• **EXERCISE**:
Report only the number of lines in this material that include the string "object".

• **ROWS**:
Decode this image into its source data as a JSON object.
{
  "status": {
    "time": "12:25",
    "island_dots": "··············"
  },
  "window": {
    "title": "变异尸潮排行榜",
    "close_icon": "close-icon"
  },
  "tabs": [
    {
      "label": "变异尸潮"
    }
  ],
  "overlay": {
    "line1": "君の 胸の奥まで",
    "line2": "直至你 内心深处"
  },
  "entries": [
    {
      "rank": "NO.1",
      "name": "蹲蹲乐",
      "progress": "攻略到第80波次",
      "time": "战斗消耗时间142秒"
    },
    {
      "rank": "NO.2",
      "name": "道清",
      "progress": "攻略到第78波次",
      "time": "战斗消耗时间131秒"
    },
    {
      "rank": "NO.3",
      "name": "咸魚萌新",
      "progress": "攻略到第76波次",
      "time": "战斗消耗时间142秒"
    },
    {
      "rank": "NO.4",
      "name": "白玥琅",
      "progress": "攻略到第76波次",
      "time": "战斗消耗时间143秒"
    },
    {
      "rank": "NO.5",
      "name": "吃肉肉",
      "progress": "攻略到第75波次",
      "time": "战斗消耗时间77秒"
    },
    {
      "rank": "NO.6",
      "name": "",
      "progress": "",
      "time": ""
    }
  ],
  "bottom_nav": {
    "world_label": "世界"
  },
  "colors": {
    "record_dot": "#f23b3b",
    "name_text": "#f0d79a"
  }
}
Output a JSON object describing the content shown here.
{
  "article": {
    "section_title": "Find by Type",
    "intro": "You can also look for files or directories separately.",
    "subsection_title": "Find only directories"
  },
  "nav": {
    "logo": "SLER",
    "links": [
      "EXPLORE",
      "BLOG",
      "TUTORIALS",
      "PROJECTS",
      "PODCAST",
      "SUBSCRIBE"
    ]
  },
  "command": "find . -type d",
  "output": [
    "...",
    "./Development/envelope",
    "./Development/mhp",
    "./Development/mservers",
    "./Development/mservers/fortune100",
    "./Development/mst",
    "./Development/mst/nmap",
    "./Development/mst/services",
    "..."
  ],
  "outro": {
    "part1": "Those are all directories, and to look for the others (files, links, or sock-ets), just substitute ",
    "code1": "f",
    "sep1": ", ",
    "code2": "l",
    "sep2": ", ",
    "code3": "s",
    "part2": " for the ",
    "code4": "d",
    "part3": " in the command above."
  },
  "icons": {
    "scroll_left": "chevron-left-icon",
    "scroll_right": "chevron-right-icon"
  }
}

• **FINISHED ANSWER**:
2